• _What you need to do_
Look through the material below and give the number of lines holding "예정입니다", with no other words.

* Begin Data for the task *

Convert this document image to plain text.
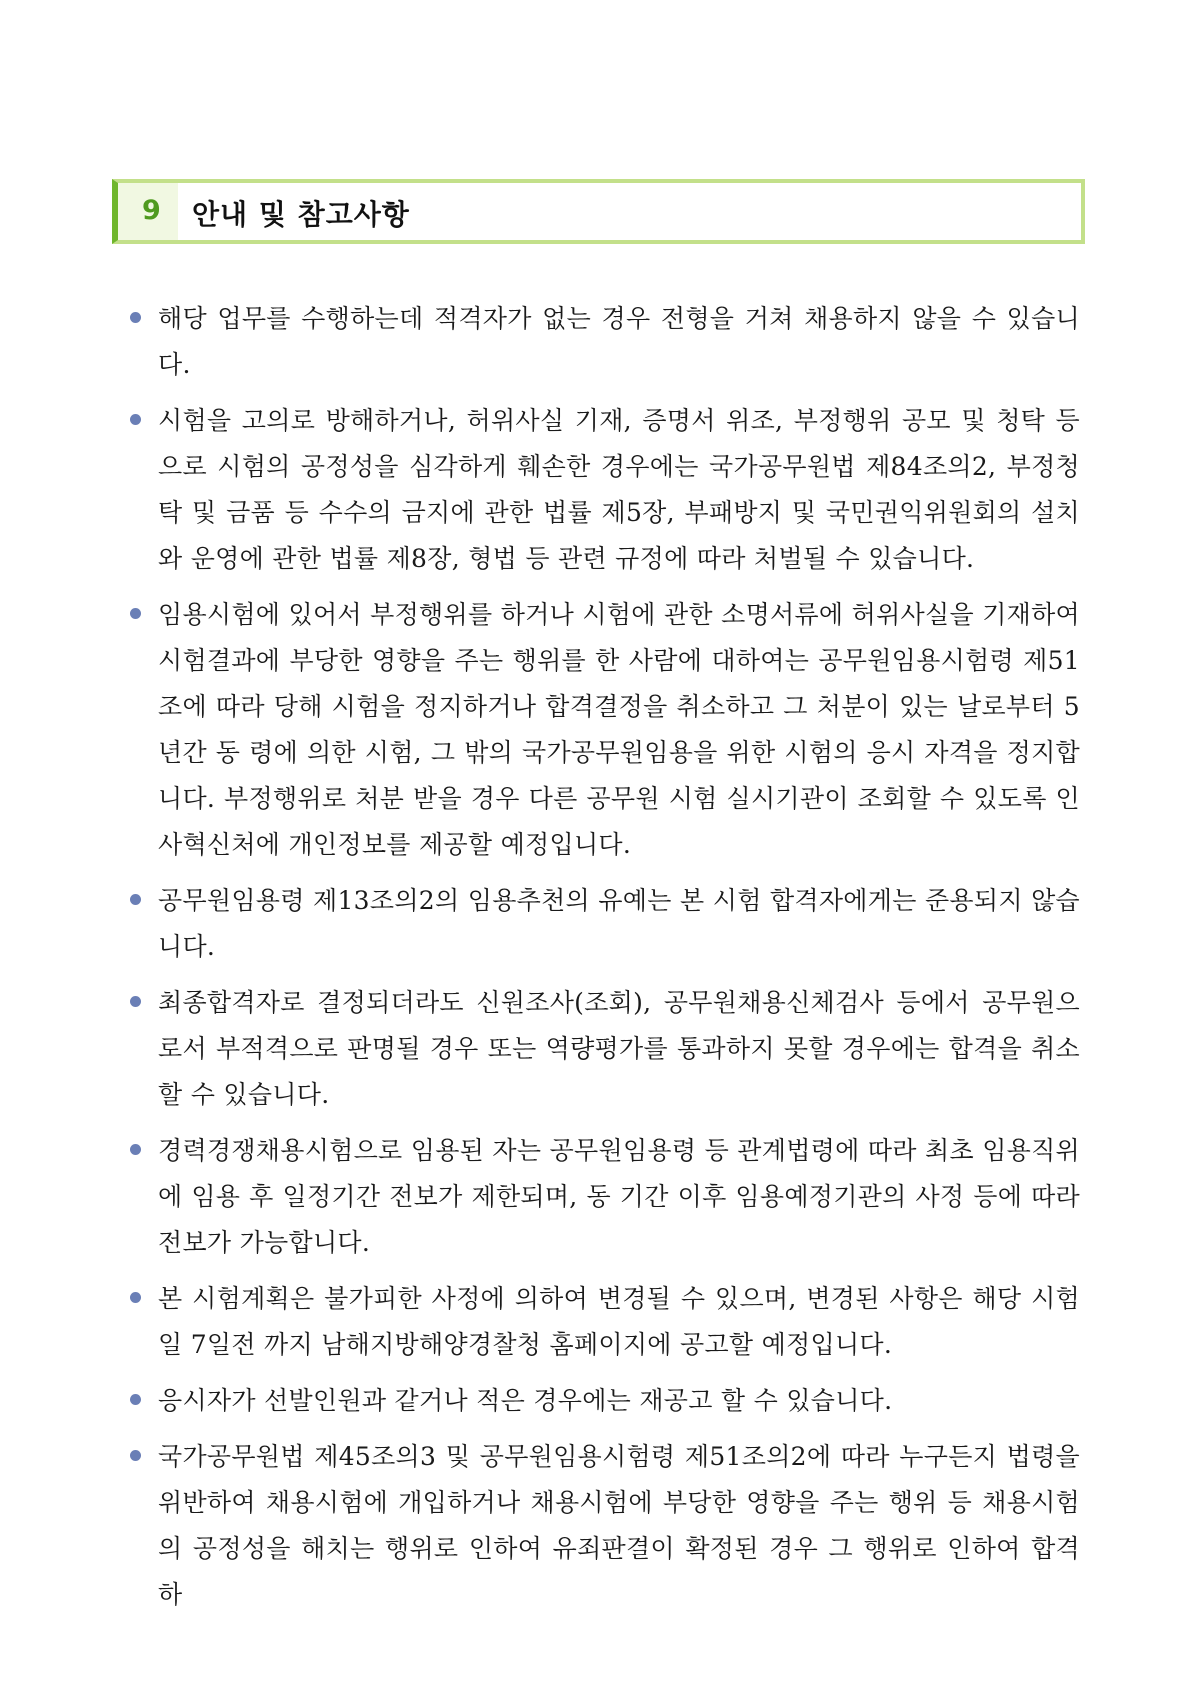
9 안내 및 참고사항
해당 업무를 수행하는데 적격자가 없는 경우 전형을 거쳐 채용하지 않을 수 있습니다.
시험을 고의로 방해하거나, 허위사실 기재, 증명서 위조, 부정행위 공모 및 청탁 등으로 시험의 공정성을 심각하게 훼손한 경우에는 국가공무원법 제84조의2, 부정청탁 및 금품 등 수수의 금지에 관한 법률 제5장, 부패방지 및 국민권익위원회의 설치와 운영에 관한 법률 제8장, 형법 등 관련 규정에 따라 처벌될 수 있습니다.
임용시험에 있어서 부정행위를 하거나 시험에 관한 소명서류에 허위사실을 기재하여 시험결과에 부당한 영향을 주는 행위를 한 사람에 대하여는 공무원임용시험령 제51조에 따라 당해 시험을 정지하거나 합격결정을 취소하고 그 처분이 있는 날로부터 5년간 동 령에 의한 시험, 그 밖의 국가공무원임용을 위한 시험의 응시 자격을 정지합니다. 부정행위로 처분 받을 경우 다른 공무원 시험 실시기관이 조회할 수 있도록 인사혁신처에 개인정보를 제공할 예정입니다.
공무원임용령 제13조의2의 임용추천의 유예는 본 시험 합격자에게는 준용되지 않습니다.
최종합격자로 결정되더라도 신원조사(조회), 공무원채용신체검사 등에서 공무원으로서 부적격으로 판명될 경우 또는 역량평가를 통과하지 못할 경우에는 합격을 취소할 수 있습니다.
경력경쟁채용시험으로 임용된 자는 공무원임용령 등 관계법령에 따라 최초 임용직위에 임용 후 일정기간 전보가 제한되며, 동 기간 이후 임용예정기관의 사정 등에 따라 전보가 가능합니다.
본 시험계획은 불가피한 사정에 의하여 변경될 수 있으며, 변경된 사항은 해당 시험일 7일전 까지 남해지방해양경찰청 홈페이지에 공고할 예정입니다.
응시자가 선발인원과 같거나 적은 경우에는 재공고 할 수 있습니다.
국가공무원법 제45조의3 및 공무원임용시험령 제51조의2에 따라 누구든지 법령을 위반하여 채용시험에 개입하거나 채용시험에 부당한 영향을 주는 행위 등 채용시험의 공정성을 해치는 행위로 인하여 유죄판결이 확정된 경우 그 행위로 인하여 합격하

* End Data for the task *

• _Output_
2